# EXERCISE AIM
Set each record down exactly, excluding all images.

# EXCERPTED RECORDS
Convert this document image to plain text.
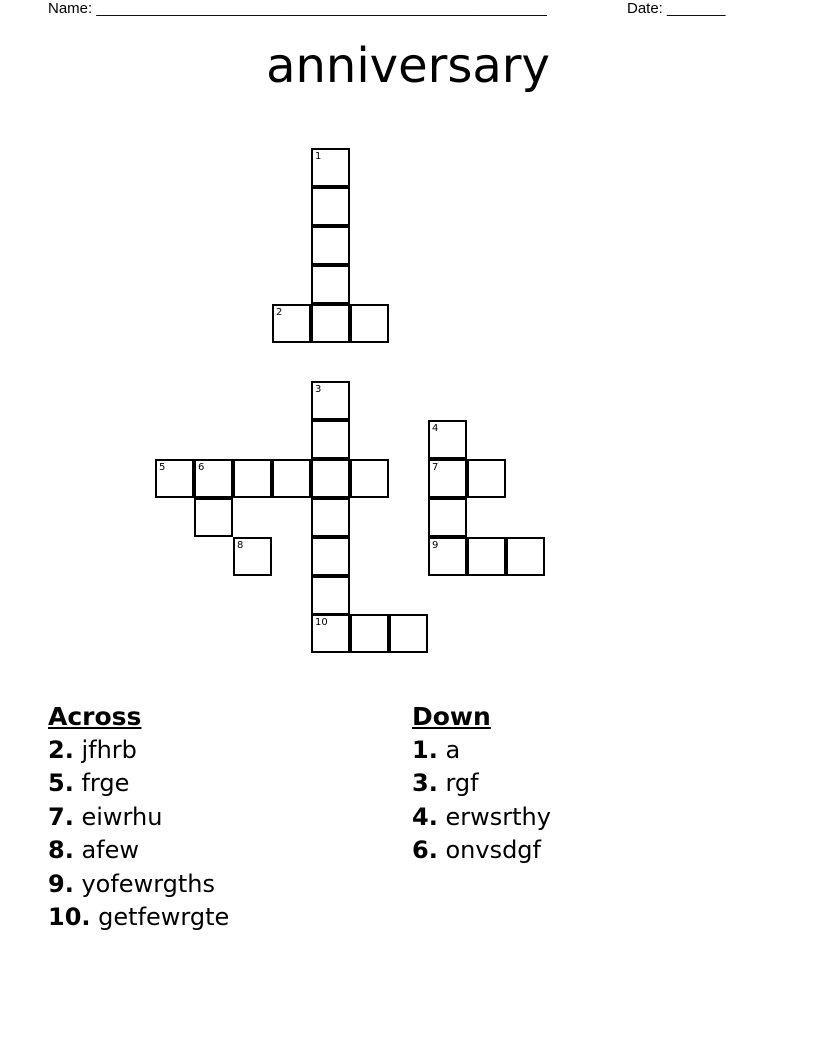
Name: ______________________________________________________	Date: _______
anniversary
1
2
3
10
5	6
8
4
7
9
Across
2. jfhrb
5. frge
7. eiwrhu
8. afew
9. yofewrgths
10. getfewrgte
Down
1. a
3. rgf
4. erwsrthy
6. onvsdgf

# FULL RESPONSE
Convert this document image to plain text.
Name: ______________________________________________________	Date: _______
anniversary
1
2
3
10
5	6
8
4
7
9
Across
2. jfhrb
5. frge
7. eiwrhu
8. afew
9. yofewrgths
10. getfewrgte
Down
1. a
3. rgf
4. erwsrthy
6. onvsdgf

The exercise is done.